> What to work on: Examine the records and identify each line that includes the string "车轮总成". Copy those lines.

--------

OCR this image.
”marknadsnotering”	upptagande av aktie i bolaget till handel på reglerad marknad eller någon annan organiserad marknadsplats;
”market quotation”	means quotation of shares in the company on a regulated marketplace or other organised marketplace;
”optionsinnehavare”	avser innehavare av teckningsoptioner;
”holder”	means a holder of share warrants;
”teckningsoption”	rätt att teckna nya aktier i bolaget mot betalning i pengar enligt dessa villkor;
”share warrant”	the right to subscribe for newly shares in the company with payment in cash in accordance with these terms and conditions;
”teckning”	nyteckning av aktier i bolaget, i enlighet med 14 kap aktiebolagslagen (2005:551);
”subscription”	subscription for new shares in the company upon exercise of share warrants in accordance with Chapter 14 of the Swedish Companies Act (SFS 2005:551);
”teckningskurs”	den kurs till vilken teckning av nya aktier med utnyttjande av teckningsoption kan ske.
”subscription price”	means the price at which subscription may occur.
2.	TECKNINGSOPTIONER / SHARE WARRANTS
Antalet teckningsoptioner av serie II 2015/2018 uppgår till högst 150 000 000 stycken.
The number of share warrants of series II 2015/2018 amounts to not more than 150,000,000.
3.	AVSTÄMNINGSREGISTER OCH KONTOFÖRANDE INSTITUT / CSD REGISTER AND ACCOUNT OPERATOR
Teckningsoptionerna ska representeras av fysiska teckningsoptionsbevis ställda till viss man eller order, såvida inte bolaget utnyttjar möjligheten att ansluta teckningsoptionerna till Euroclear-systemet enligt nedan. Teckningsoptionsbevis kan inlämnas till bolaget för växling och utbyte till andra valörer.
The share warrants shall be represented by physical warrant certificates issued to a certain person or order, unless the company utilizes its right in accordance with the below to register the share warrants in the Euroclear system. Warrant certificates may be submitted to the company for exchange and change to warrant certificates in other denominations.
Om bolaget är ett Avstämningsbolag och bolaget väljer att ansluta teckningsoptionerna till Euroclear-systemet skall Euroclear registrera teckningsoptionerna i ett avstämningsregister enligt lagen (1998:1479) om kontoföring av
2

--------

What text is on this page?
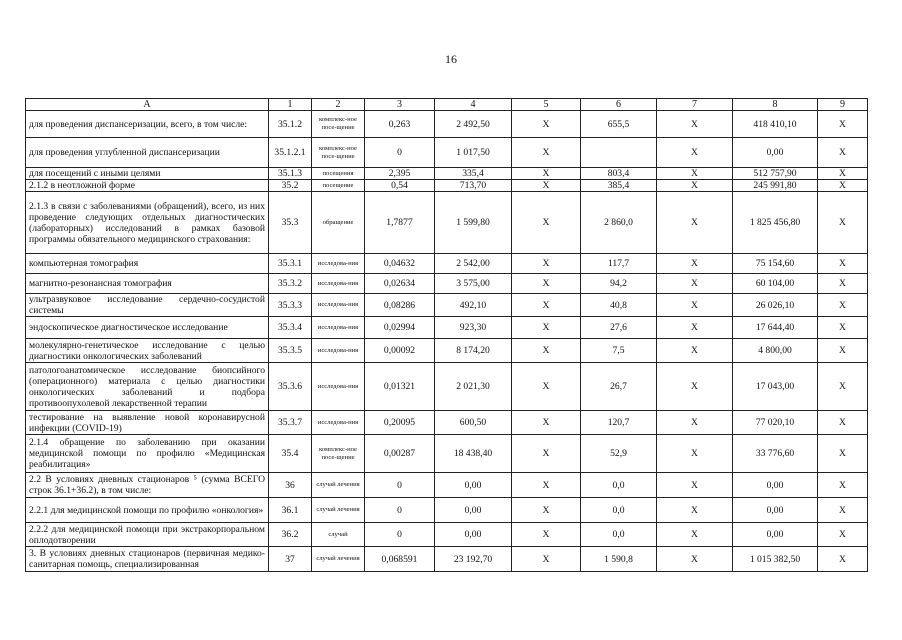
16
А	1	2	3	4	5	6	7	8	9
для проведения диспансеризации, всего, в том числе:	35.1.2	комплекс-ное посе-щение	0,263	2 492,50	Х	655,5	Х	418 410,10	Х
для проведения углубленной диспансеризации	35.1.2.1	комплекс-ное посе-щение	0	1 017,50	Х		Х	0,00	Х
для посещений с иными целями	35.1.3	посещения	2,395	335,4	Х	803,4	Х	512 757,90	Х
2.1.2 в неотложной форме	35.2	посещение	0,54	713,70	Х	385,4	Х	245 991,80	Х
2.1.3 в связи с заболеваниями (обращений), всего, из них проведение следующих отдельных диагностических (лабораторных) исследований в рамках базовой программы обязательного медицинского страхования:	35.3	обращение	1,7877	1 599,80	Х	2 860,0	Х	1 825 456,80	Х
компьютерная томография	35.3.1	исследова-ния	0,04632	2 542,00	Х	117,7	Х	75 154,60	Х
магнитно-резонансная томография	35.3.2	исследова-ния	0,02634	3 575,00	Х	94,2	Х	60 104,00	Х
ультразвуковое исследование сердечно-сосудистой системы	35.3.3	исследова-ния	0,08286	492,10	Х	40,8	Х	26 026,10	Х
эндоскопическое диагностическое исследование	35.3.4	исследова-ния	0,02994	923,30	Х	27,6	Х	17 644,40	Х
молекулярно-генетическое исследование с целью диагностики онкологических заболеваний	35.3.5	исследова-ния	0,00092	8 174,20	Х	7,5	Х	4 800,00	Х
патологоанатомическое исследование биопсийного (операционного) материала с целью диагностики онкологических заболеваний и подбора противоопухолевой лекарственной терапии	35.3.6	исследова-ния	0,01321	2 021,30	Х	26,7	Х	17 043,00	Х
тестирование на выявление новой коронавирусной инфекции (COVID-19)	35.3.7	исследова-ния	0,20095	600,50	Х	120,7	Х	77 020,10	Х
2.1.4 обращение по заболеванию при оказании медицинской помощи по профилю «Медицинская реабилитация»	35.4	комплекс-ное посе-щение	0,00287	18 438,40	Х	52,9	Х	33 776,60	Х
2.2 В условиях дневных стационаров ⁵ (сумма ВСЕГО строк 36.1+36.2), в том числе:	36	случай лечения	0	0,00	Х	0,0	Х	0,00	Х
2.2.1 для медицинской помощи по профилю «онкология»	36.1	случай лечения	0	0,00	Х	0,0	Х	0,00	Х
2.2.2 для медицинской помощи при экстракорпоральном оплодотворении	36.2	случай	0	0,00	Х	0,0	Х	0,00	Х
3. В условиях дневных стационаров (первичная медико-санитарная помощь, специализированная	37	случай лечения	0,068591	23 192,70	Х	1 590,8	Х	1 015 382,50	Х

--------

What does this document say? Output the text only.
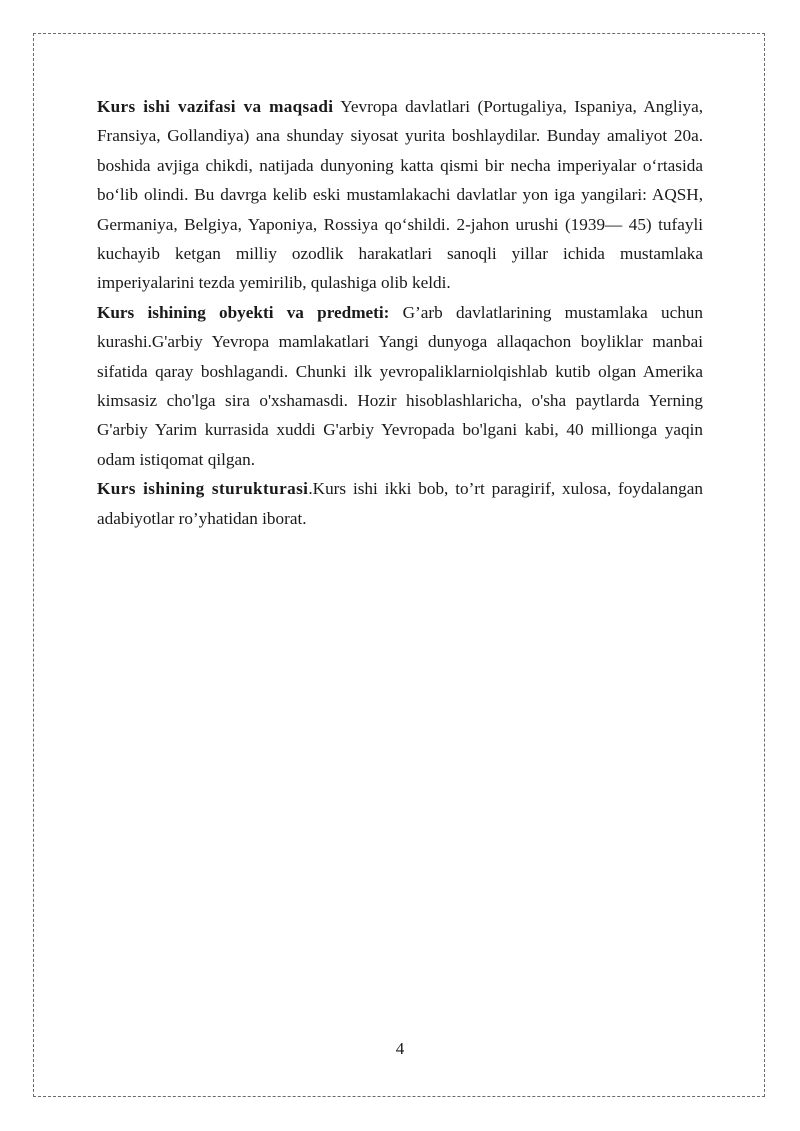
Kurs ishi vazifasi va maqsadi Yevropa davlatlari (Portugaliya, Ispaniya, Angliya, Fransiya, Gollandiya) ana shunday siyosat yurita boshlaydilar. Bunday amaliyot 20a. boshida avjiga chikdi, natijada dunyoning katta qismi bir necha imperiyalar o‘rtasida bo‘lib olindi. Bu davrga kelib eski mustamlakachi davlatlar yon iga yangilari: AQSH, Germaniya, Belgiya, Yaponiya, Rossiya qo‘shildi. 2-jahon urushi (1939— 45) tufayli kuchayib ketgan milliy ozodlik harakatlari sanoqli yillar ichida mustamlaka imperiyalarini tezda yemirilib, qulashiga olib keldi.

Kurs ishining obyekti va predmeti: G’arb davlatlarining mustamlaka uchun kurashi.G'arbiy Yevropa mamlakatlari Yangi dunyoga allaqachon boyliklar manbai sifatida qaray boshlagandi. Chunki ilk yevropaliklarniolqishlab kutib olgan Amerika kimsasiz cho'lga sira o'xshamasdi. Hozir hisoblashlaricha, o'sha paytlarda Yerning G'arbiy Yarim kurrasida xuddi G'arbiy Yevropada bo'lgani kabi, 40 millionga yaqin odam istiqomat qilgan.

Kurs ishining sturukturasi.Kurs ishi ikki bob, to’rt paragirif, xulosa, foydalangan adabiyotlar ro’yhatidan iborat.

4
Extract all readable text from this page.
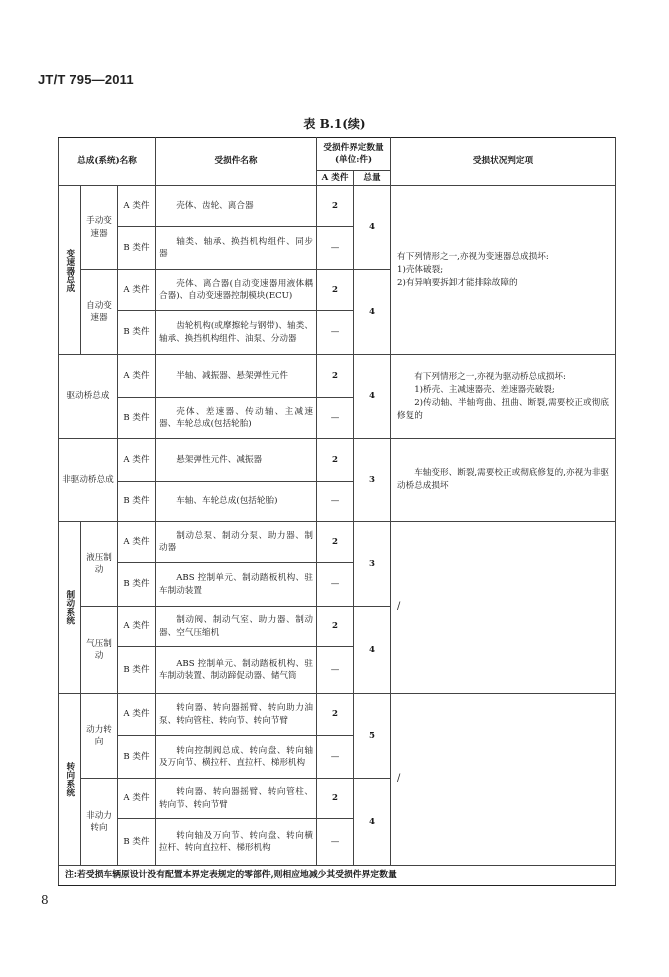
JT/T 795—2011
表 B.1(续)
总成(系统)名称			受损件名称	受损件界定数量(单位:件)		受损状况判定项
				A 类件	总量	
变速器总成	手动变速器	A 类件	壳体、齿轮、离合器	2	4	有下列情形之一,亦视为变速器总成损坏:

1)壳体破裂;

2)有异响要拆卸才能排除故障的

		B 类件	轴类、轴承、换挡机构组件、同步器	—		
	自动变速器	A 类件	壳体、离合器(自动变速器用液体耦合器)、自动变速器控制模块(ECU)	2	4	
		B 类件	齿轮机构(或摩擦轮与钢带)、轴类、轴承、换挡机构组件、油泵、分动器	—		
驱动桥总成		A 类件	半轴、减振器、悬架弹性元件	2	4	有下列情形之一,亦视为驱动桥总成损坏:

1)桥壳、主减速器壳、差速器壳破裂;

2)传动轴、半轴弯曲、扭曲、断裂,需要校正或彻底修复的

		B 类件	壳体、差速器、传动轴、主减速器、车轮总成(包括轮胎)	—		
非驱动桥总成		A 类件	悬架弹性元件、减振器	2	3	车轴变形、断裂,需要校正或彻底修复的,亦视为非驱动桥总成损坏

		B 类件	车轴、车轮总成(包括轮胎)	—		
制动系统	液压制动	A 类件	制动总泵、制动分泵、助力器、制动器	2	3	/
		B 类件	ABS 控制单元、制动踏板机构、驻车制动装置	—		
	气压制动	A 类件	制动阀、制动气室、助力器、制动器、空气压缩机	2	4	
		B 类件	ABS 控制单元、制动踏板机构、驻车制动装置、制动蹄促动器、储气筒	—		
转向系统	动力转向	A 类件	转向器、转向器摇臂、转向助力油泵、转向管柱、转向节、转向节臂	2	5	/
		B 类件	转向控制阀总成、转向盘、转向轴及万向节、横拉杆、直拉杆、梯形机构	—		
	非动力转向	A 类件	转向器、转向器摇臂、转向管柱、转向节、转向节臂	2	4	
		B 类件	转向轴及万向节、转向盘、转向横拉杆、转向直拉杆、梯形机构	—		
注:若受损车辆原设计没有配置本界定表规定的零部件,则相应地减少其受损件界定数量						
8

--------

> Solution:
		B 类件	壳体、差速器、传动轴、主减速器、车轮总成(包括轮胎)	—		
		B 类件	车轴、车轮总成(包括轮胎)	—		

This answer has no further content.